#### Request:
Gather from the listing below each line that includes the word "value", and copy it.

#### Dataset records:
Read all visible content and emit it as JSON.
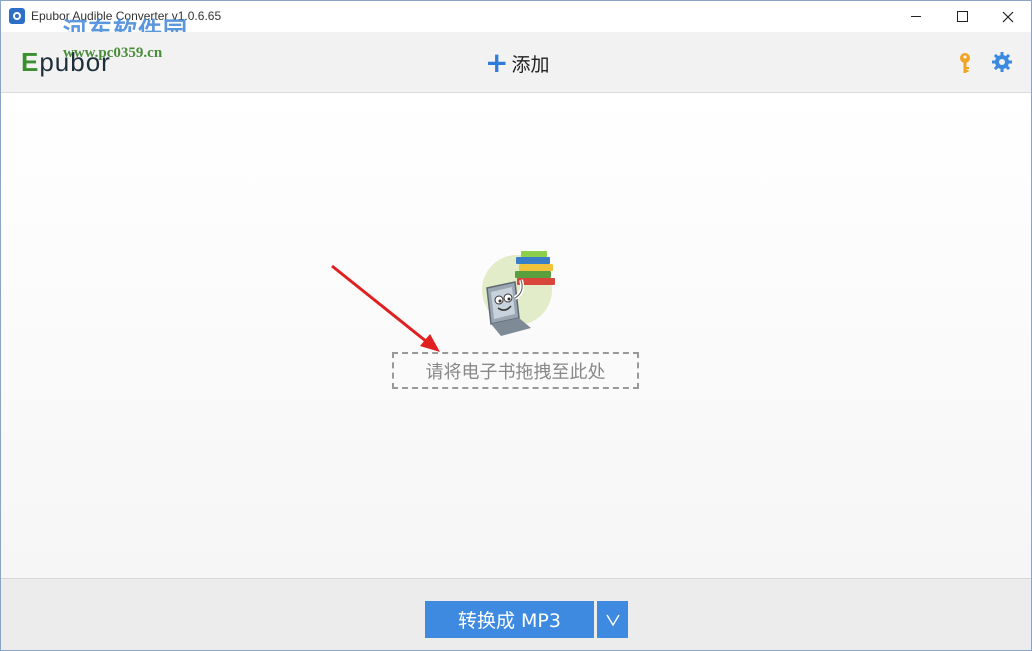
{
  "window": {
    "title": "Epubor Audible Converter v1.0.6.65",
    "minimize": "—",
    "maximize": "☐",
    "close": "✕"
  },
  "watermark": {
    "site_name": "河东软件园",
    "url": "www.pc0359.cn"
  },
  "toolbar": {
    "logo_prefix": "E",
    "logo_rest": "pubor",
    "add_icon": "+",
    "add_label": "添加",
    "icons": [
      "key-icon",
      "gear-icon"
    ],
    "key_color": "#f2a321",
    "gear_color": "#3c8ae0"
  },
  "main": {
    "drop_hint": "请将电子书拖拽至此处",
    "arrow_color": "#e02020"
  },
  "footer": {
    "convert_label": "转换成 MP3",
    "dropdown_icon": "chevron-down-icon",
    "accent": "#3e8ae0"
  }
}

--

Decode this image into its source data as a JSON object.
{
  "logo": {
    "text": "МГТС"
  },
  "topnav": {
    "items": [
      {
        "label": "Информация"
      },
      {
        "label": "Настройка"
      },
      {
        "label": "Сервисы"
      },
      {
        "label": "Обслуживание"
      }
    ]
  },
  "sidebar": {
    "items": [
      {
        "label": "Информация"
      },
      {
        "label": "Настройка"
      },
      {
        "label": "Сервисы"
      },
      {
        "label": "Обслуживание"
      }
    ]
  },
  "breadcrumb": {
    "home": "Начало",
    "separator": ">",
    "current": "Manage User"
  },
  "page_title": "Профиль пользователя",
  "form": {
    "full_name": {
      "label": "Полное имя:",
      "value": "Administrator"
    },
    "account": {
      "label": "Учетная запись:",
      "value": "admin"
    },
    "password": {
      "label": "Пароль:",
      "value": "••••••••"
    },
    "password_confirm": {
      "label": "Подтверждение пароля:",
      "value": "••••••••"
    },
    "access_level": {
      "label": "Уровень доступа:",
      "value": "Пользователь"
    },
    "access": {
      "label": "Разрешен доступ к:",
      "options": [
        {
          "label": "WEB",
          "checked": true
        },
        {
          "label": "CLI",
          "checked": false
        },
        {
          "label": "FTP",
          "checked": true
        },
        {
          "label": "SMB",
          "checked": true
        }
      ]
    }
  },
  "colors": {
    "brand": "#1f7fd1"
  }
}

#### Output of the task:
      "value": "Administrator"
      "value": "admin"
      "value": "••••••••"
      "value": "••••••••"
      "value": "Пользователь"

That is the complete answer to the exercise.